DATASET RECORDS:
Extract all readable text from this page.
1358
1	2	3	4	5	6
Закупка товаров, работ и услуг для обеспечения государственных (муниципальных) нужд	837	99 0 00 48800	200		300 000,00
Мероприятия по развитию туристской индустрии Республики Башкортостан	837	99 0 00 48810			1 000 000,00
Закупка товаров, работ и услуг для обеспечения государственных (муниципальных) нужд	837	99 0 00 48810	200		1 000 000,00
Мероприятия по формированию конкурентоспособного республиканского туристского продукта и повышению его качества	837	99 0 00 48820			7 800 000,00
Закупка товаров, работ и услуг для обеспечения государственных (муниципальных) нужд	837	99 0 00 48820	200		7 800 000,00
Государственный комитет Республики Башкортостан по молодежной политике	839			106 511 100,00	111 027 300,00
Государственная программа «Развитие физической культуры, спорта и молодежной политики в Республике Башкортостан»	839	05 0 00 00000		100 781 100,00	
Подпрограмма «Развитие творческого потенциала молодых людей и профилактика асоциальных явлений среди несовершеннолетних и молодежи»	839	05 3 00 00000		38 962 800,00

STATED TASK:
Return the entries in full, keeping every line exactly as it is.

RESULT OF THE EXERCISE:
Extract all readable text from this page.
1358
1	2	3	4	5	6
Закупка товаров, работ и услуг для обеспечения государственных (муниципальных) нужд	837	99 0 00 48800	200		300 000,00
Мероприятия по развитию туристской индустрии Республики Башкортостан	837	99 0 00 48810			1 000 000,00
Закупка товаров, работ и услуг для обеспечения государственных (муниципальных) нужд	837	99 0 00 48810	200		1 000 000,00
Мероприятия по формированию конкурентоспособного республиканского туристского продукта и повышению его качества	837	99 0 00 48820			7 800 000,00
Закупка товаров, работ и услуг для обеспечения государственных (муниципальных) нужд	837	99 0 00 48820	200		7 800 000,00
Государственный комитет Республики Башкортостан по молодежной политике	839			106 511 100,00	111 027 300,00
Государственная программа «Развитие физической культуры, спорта и молодежной политики в Республике Башкортостан»	839	05 0 00 00000		100 781 100,00	
Подпрограмма «Развитие творческого потенциала молодых людей и профилактика асоциальных явлений среди несовершеннолетних и молодежи»	839	05 3 00 00000		38 962 800,00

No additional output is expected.